_Your objective:_
Spot each line in the records below where the word "ustawą" occurs, then copy it.

[Extracted records]
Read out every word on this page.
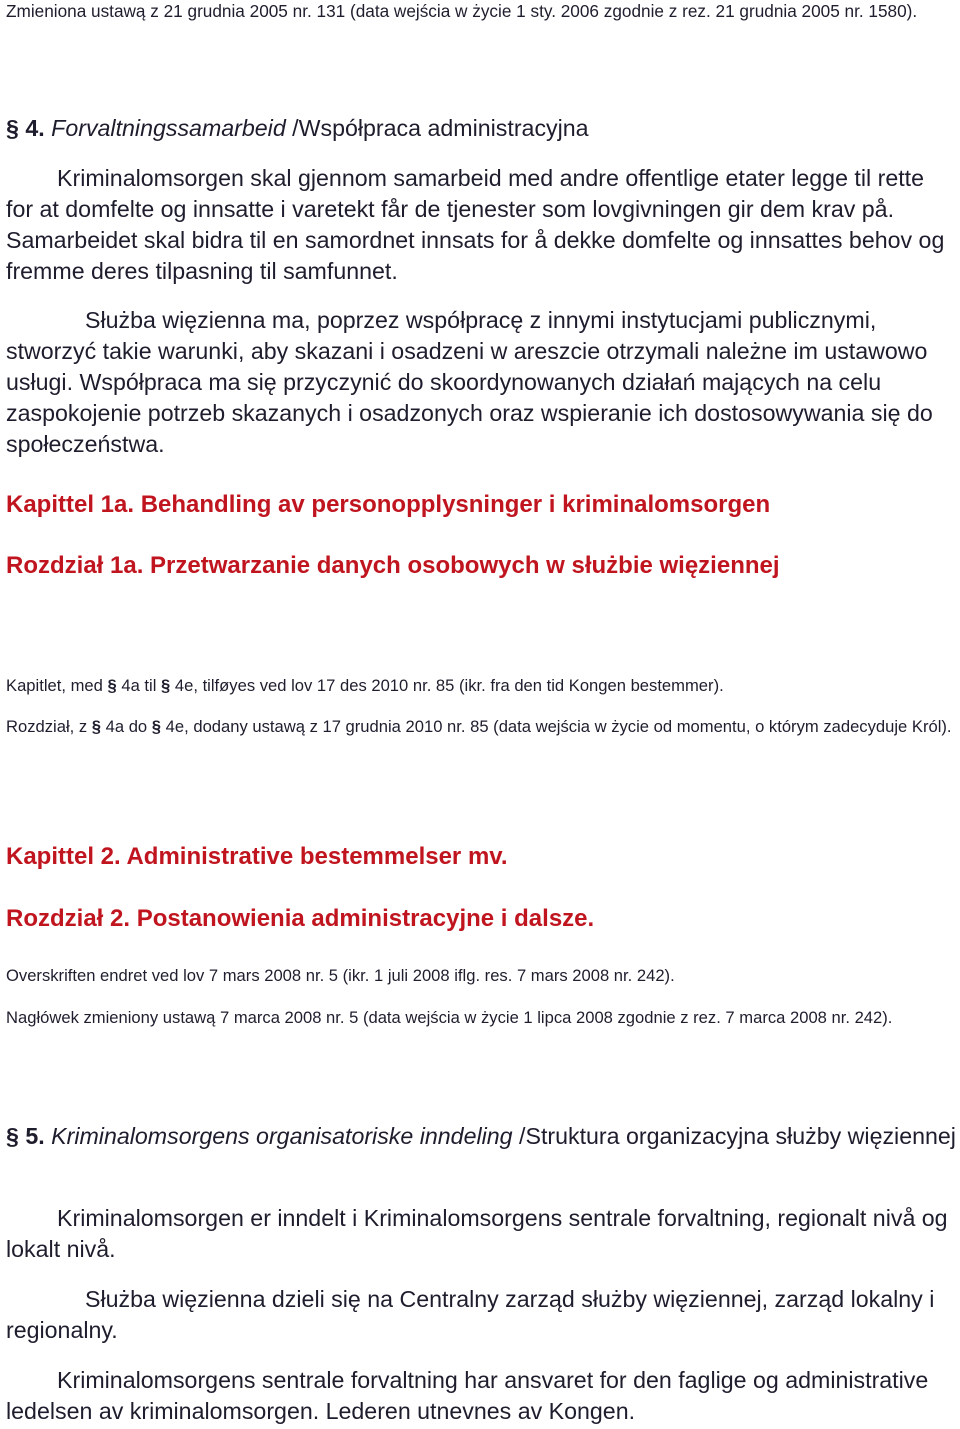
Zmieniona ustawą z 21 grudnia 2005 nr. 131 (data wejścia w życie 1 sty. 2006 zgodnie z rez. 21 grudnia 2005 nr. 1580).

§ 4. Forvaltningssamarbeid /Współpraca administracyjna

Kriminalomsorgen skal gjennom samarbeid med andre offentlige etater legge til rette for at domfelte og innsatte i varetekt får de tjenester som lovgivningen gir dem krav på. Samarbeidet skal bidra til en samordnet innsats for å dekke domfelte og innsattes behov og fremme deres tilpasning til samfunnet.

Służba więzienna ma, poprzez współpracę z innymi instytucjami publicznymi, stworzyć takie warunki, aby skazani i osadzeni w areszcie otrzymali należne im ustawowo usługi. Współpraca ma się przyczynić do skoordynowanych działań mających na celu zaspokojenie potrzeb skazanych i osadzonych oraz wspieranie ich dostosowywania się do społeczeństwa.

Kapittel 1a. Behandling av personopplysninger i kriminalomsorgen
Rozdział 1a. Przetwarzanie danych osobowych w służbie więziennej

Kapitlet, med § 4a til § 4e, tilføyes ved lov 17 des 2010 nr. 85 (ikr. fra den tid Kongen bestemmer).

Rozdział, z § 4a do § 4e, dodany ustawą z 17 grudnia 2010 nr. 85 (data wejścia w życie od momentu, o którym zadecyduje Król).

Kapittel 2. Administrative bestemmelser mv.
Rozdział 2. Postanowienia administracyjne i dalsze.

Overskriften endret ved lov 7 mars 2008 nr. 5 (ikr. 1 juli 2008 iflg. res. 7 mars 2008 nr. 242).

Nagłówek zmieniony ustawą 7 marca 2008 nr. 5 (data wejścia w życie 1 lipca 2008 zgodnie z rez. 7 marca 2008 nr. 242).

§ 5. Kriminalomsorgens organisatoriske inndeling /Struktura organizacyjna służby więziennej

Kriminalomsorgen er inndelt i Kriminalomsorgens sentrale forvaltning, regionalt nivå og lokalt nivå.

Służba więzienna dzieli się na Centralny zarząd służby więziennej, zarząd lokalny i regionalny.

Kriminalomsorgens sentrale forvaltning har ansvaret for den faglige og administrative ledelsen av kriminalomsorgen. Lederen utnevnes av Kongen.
==
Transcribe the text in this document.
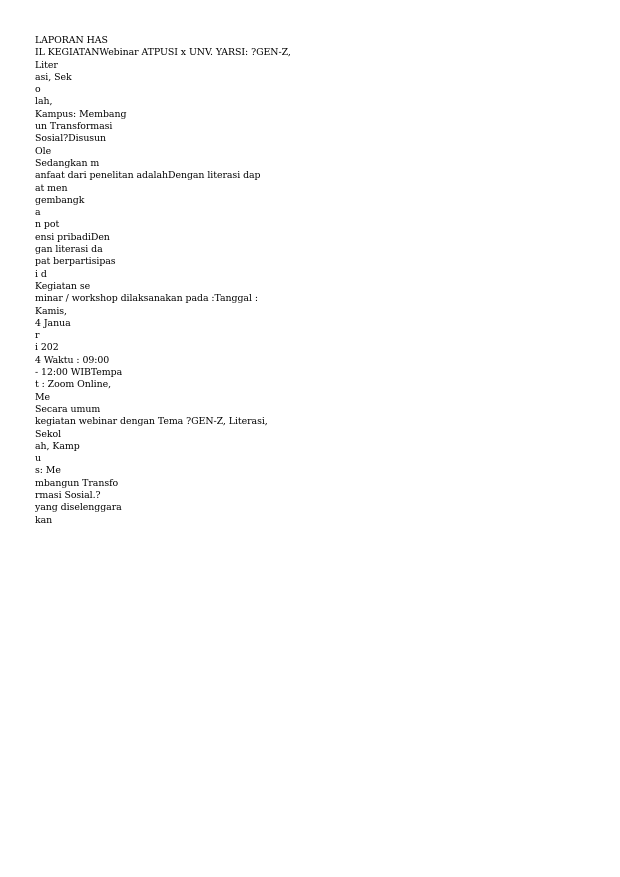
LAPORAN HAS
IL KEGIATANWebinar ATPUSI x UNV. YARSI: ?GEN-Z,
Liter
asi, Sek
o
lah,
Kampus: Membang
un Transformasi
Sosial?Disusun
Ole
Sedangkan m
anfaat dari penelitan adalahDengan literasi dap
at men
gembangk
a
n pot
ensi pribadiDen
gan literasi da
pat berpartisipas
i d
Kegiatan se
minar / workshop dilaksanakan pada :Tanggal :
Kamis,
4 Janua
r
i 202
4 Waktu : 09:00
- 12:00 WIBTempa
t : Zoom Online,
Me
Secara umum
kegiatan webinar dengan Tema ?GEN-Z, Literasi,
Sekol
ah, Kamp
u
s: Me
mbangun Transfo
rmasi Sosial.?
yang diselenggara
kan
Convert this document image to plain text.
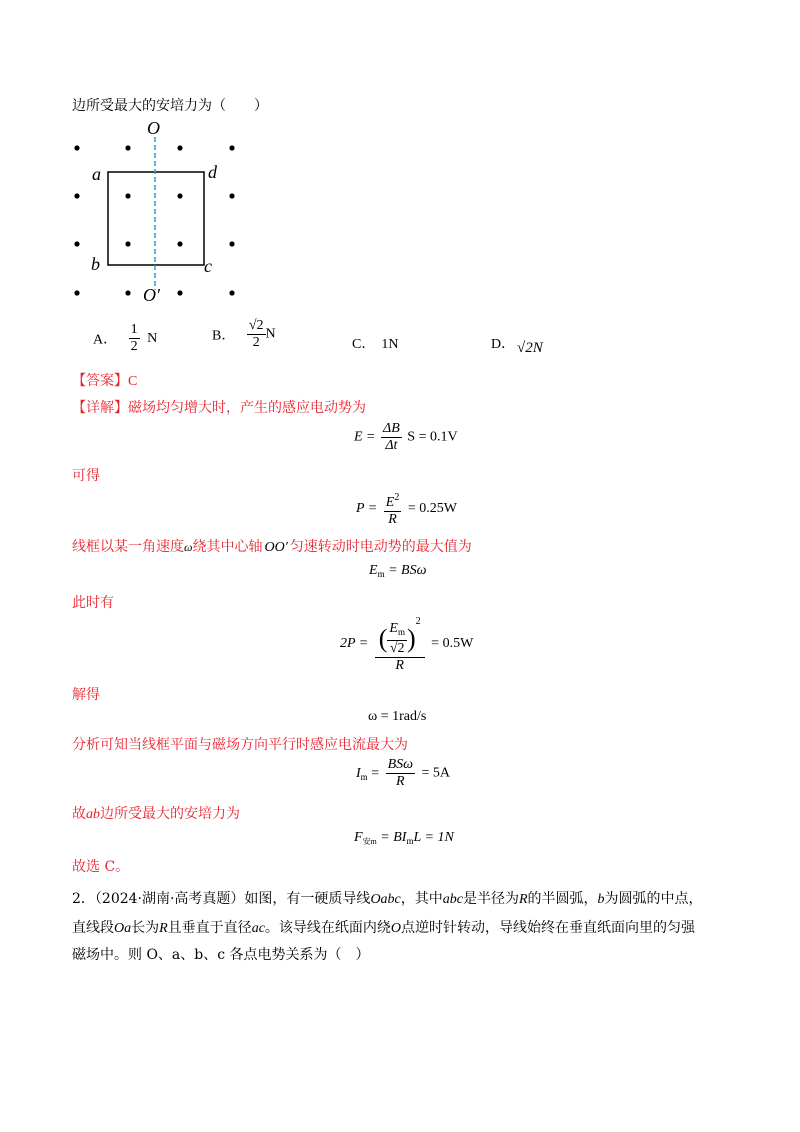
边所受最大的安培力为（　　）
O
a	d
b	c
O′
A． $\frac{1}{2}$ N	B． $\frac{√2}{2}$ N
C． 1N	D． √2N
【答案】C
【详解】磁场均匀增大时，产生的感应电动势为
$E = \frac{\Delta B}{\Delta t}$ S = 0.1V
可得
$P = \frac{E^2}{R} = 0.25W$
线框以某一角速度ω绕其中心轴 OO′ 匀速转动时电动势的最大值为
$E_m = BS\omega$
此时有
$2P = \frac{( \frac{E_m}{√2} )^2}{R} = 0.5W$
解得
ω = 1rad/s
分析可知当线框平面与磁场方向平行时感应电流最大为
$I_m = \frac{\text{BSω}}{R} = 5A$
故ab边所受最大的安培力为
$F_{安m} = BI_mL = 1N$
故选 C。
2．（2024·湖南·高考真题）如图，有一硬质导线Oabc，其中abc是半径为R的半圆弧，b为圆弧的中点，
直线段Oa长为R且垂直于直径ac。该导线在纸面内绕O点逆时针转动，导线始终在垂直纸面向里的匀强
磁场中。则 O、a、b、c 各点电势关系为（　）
---
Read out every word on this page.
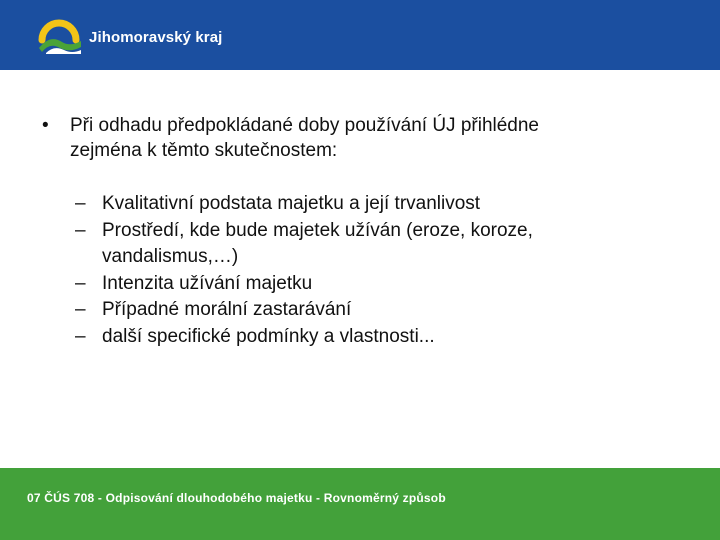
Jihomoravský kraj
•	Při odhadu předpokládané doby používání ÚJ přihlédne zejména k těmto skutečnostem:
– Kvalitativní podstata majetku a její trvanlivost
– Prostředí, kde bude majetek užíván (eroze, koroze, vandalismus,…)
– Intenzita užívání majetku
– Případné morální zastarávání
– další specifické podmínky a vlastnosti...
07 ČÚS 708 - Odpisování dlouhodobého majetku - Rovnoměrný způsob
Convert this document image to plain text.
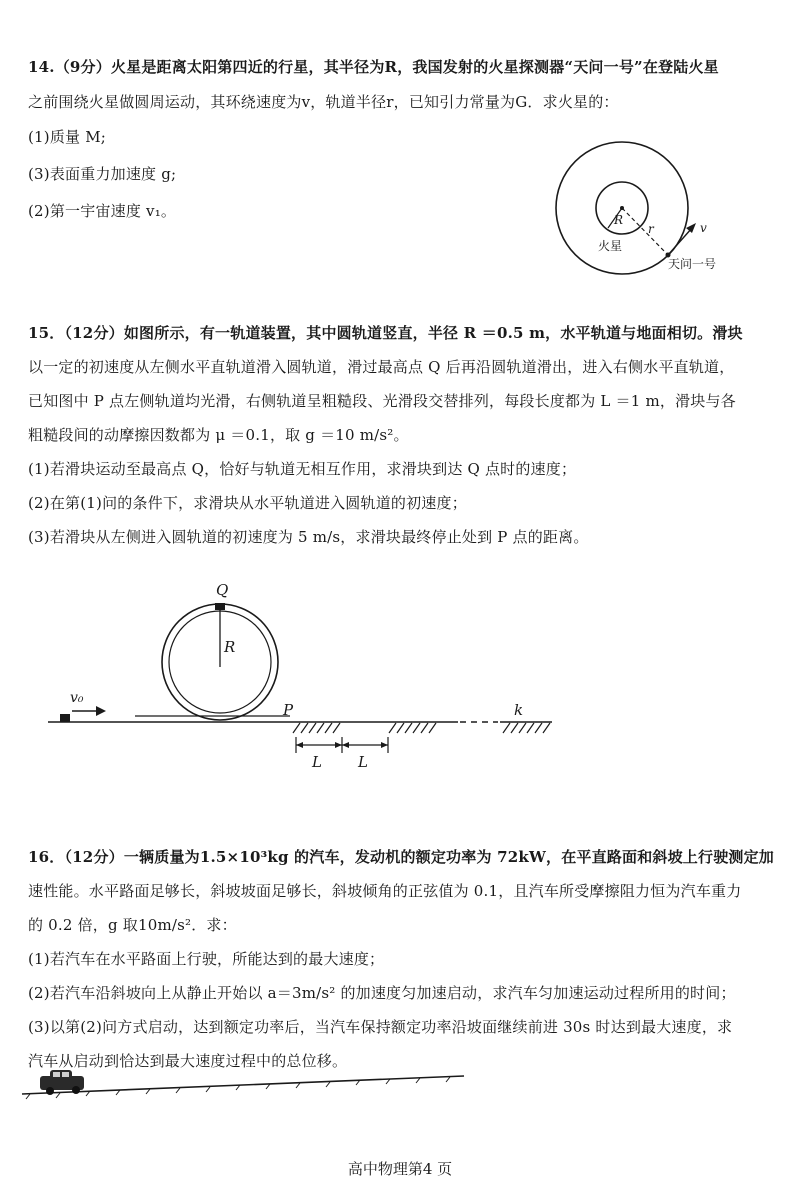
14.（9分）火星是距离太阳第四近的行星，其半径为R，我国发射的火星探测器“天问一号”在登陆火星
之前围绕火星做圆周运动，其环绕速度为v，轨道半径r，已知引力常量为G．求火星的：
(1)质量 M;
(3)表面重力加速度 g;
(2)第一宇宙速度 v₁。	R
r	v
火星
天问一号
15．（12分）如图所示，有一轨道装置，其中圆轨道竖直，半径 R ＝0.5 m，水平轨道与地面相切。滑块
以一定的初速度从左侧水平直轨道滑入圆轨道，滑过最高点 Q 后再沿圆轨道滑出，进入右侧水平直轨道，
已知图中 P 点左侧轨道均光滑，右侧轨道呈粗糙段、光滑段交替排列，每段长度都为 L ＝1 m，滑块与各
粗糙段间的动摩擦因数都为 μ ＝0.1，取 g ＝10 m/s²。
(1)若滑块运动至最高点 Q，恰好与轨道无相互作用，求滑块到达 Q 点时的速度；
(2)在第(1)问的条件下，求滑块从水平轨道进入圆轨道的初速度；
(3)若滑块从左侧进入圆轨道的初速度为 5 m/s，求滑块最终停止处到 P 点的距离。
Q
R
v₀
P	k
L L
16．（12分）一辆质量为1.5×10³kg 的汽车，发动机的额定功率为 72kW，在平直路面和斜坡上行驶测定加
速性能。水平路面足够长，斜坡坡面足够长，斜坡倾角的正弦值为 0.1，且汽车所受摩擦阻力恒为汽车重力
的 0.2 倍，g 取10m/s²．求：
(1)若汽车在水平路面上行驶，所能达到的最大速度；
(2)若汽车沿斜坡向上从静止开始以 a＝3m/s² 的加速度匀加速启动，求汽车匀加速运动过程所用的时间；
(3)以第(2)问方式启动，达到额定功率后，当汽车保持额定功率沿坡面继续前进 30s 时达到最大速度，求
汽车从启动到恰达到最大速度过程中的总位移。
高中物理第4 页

_Response:_
Zmieniona ustawą z 21 grudnia 2005 nr. 131 (data wejścia w życie 1 sty. 2006 zgodnie z rez. 21 grudnia 2005 nr. 1580).
Rozdział, z § 4a do § 4e, dodany ustawą z 17 grudnia 2010 nr. 85 (data wejścia w życie od momentu, o którym zadecyduje Król).
Nagłówek zmieniony ustawą 7 marca 2008 nr. 5 (data wejścia w życie 1 lipca 2008 zgodnie z rez. 7 marca 2008 nr. 242).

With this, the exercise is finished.